> RECORDS FOR THIS TASK

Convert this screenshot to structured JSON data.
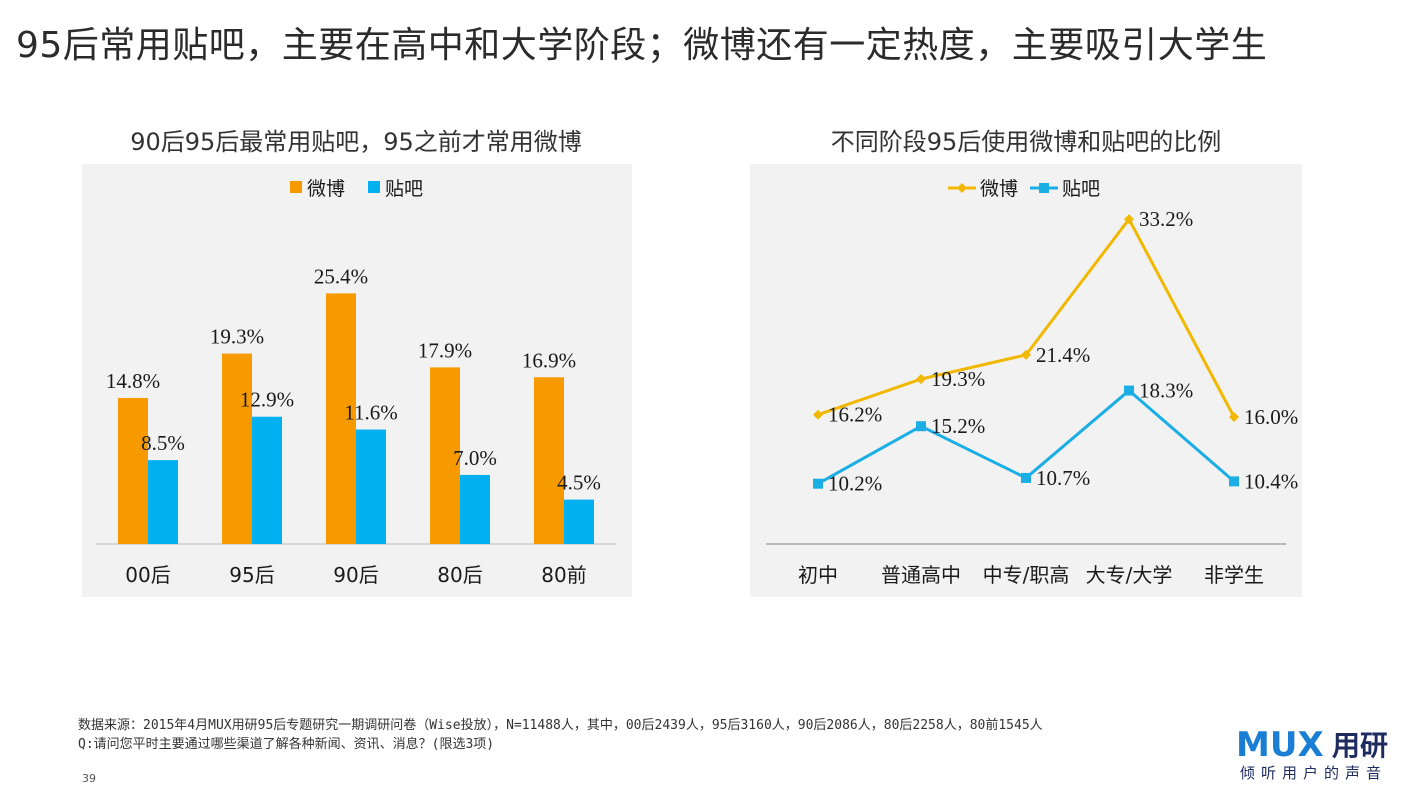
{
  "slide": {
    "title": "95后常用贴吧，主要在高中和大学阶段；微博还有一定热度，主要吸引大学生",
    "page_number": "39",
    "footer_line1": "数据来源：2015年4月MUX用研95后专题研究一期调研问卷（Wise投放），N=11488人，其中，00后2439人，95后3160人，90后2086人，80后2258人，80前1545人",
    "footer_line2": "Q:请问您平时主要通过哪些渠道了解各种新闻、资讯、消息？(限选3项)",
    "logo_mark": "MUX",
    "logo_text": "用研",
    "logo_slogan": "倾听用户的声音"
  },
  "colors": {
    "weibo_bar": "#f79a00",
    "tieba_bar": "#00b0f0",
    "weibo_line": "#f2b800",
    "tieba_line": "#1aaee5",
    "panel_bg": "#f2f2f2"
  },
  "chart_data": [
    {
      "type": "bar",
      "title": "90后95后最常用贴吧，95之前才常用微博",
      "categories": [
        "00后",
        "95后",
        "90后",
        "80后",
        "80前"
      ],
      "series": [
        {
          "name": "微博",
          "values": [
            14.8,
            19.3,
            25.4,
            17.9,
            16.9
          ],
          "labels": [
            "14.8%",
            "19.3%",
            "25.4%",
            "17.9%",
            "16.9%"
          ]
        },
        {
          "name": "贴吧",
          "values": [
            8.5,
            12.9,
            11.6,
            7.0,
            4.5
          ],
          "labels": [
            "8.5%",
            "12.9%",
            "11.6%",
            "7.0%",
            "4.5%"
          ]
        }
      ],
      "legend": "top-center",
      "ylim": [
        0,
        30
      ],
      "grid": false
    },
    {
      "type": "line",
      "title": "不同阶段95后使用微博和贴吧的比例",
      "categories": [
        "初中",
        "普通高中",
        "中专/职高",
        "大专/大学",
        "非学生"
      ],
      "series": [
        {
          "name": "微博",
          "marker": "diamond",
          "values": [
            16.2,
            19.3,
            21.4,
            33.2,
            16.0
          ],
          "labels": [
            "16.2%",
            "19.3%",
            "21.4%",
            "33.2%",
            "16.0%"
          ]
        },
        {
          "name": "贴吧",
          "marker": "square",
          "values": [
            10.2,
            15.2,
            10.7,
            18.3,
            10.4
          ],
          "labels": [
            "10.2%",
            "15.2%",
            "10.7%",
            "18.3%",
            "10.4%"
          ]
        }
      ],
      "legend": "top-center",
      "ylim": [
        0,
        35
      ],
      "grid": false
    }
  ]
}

...

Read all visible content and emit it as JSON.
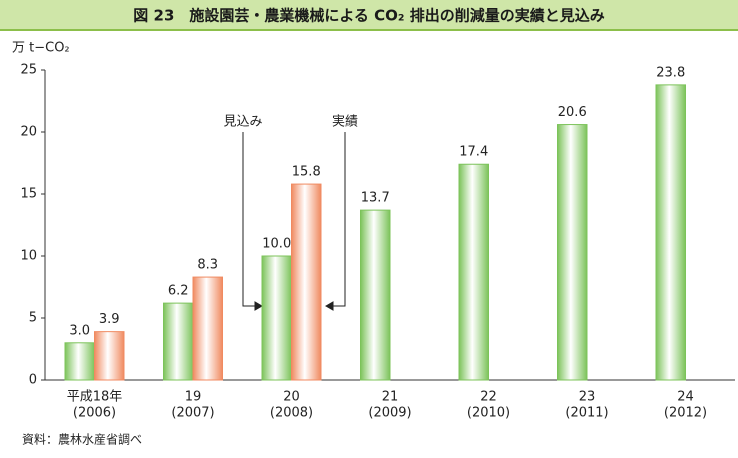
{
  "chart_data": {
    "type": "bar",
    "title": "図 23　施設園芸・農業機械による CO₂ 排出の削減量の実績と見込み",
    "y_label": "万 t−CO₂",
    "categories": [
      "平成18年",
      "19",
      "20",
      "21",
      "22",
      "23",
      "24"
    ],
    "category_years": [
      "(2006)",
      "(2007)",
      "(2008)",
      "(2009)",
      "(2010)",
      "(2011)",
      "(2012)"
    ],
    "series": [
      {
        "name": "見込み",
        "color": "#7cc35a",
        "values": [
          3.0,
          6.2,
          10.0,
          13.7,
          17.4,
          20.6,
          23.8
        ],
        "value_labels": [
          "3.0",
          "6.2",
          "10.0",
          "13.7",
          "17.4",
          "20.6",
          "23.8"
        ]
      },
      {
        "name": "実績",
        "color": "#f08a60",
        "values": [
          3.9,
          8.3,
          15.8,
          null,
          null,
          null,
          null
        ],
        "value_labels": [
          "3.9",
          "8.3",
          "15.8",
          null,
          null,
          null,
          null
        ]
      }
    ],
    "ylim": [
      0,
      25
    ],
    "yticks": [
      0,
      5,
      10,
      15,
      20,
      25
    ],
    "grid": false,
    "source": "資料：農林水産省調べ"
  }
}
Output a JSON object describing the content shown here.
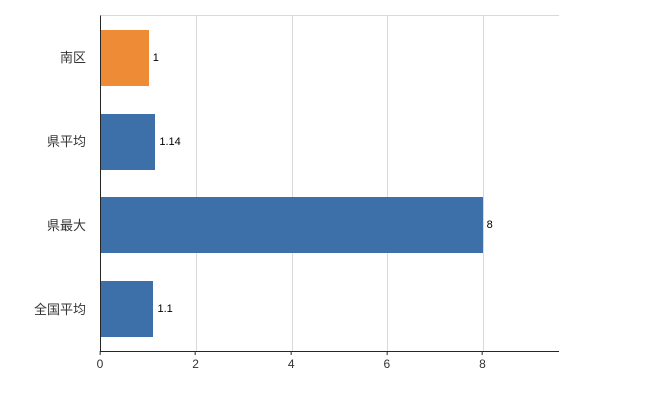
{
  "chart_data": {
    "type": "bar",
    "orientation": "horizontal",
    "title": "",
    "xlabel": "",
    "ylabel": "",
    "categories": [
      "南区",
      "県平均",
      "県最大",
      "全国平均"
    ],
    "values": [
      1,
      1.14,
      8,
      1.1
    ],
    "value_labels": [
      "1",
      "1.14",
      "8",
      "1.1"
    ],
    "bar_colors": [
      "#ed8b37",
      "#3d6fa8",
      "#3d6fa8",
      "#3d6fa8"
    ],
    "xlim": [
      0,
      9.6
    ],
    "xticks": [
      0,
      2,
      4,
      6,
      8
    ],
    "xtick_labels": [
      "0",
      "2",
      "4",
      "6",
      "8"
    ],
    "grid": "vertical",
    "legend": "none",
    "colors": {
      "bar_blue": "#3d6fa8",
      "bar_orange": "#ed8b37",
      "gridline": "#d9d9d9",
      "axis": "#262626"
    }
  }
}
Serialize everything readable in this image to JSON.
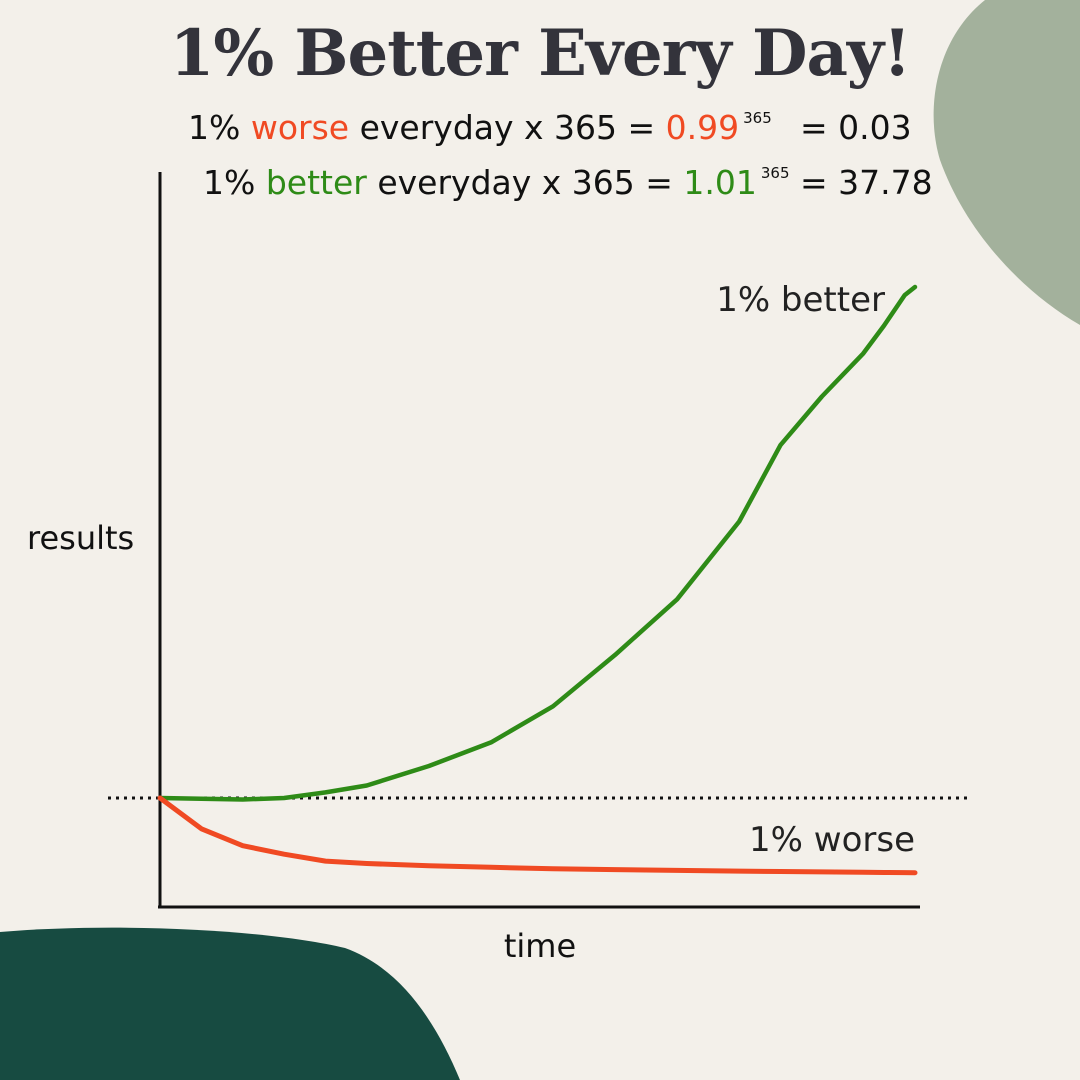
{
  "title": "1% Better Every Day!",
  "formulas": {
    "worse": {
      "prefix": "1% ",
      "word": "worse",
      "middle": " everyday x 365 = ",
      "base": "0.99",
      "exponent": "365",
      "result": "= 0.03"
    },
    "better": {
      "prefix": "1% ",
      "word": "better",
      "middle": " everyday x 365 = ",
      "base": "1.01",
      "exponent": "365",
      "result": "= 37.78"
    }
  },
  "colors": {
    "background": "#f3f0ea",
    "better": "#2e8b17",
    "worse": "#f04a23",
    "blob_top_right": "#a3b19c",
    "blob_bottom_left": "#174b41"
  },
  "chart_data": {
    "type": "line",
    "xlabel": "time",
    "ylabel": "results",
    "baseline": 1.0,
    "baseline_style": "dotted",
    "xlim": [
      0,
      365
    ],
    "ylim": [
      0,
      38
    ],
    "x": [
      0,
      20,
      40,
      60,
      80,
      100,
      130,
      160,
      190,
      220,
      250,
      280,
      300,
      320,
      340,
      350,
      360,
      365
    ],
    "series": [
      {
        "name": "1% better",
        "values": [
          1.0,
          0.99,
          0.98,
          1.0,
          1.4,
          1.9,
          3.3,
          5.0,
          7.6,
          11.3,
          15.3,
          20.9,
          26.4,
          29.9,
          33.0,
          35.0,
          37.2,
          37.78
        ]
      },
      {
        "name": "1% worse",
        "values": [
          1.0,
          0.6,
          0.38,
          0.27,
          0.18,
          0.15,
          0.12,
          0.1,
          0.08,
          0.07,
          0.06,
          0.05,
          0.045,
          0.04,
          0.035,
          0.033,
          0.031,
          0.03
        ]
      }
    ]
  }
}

==

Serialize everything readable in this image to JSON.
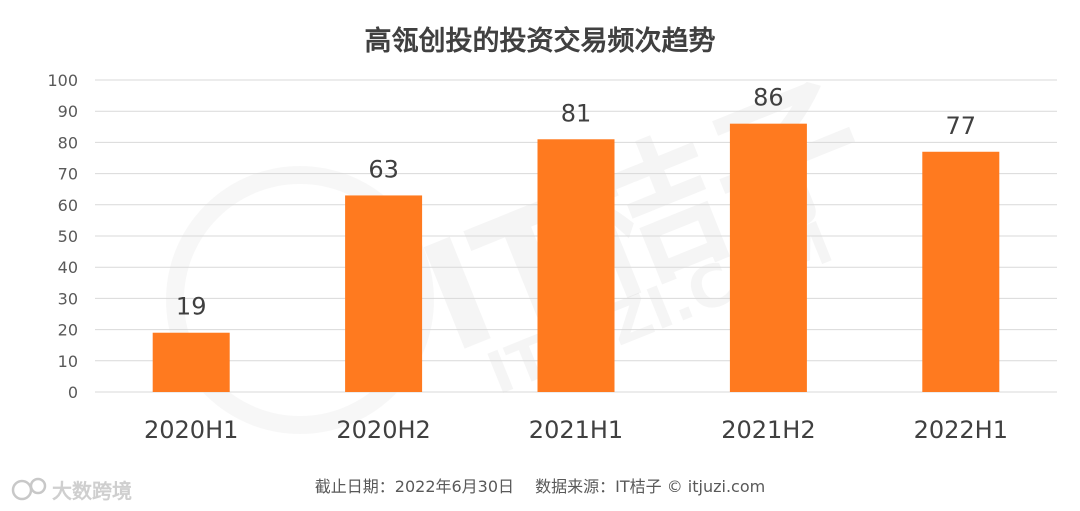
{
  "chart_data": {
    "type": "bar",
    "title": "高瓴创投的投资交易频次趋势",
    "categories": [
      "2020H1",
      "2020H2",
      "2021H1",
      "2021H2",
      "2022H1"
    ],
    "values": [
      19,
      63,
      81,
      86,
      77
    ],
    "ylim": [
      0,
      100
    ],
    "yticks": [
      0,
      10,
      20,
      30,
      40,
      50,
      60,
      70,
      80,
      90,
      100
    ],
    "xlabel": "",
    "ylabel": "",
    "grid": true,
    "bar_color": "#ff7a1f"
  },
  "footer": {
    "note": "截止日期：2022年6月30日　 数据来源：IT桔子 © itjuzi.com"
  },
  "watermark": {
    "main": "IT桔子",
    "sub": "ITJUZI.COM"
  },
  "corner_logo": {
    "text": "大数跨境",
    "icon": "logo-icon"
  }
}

> OBJECTIVE
How many lines of the listing include the string "JSON"? Answer with the number alone.

> EXERCISE ANSWER
5